Return every line of the data below without alteration, but leave the picture out of your answer.

* start DATA FOR THIS TASK *

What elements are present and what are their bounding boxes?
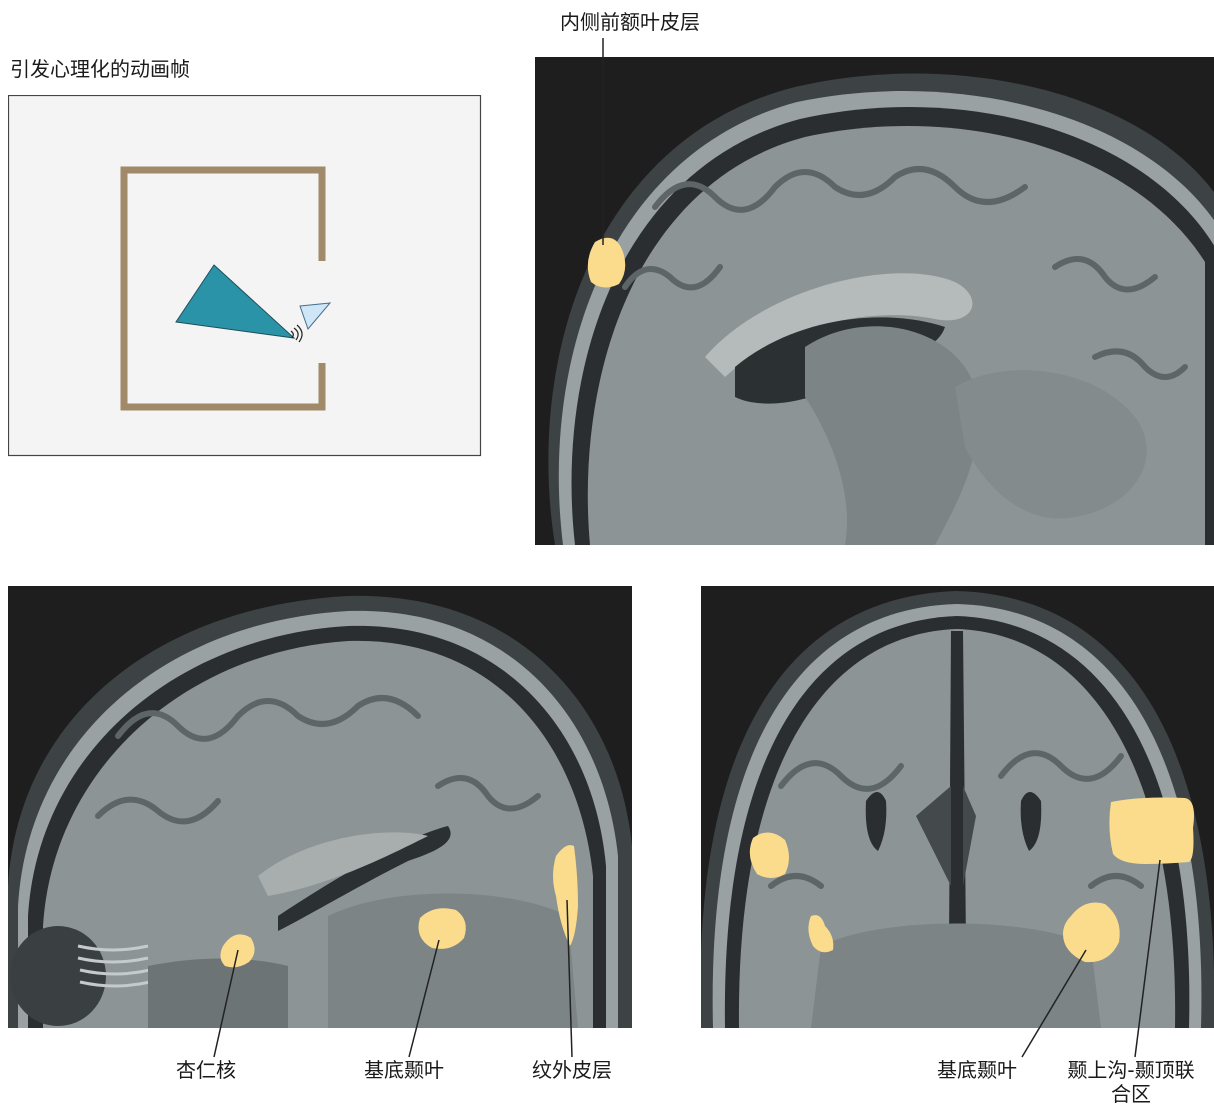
activation-basal-temporal <box>418 908 466 949</box>
label-sts-tpj-line1: 颞上沟-颞顶联 <box>1067 1058 1195 1082</box>
activation-basal-temporal <box>1063 902 1120 963</box>
box-outline <box>120 166 326 411</box>
activation-left-basal <box>808 915 834 953</box>
label-amygdala: 杏仁核 <box>176 1058 236 1082</box>
activation-sts-tpj <box>1109 797 1194 864</box>
activation-left-lateral <box>749 832 789 878</box>
label-sts-tpj-line2: 合区 <box>1111 1082 1151 1106</box>
label-basal-temporal-right: 基底颞叶 <box>937 1058 1017 1082</box>
label-mpfc: 内侧前额叶皮层 <box>560 10 700 34</box>
mri-sagittal-midline <box>535 57 1214 545</box>
big-triangle <box>175 264 296 339</box>
sound-wave-icon <box>290 324 303 343</box>
label-basal-temporal-left: 基底颞叶 <box>364 1058 444 1082</box>
activation-mpfc <box>587 237 626 288</box>
label-extrastriate: 纹外皮层 <box>532 1058 612 1082</box>
small-triangle <box>299 302 332 330</box>
animation-frame <box>8 95 482 457</box>
animation-title: 引发心理化的动画帧 <box>10 57 190 81</box>
mri-sagittal-lateral <box>8 586 632 1028</box>
mri-coronal <box>701 586 1214 1028</box>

* end DATA FOR THIS TASK *

■ RESULT FOR THIS TASK ■
What elements are present and what are their bounding boxes?
activation-basal-temporal <box>418 908 466 949</box>
label-sts-tpj-line1: 颞上沟-颞顶联 <box>1067 1058 1195 1082</box>
activation-basal-temporal <box>1063 902 1120 963</box>
box-outline <box>120 166 326 411</box>
activation-left-basal <box>808 915 834 953</box>
label-amygdala: 杏仁核 <box>176 1058 236 1082</box>
activation-sts-tpj <box>1109 797 1194 864</box>
activation-left-lateral <box>749 832 789 878</box>
label-sts-tpj-line2: 合区 <box>1111 1082 1151 1106</box>
label-basal-temporal-right: 基底颞叶 <box>937 1058 1017 1082</box>
label-mpfc: 内侧前额叶皮层 <box>560 10 700 34</box>
mri-sagittal-midline <box>535 57 1214 545</box>
big-triangle <box>175 264 296 339</box>
sound-wave-icon <box>290 324 303 343</box>
label-basal-temporal-left: 基底颞叶 <box>364 1058 444 1082</box>
activation-mpfc <box>587 237 626 288</box>
label-extrastriate: 纹外皮层 <box>532 1058 612 1082</box>
small-triangle <box>299 302 332 330</box>
animation-frame <box>8 95 482 457</box>
animation-title: 引发心理化的动画帧 <box>10 57 190 81</box>
mri-sagittal-lateral <box>8 586 632 1028</box>
mri-coronal <box>701 586 1214 1028</box>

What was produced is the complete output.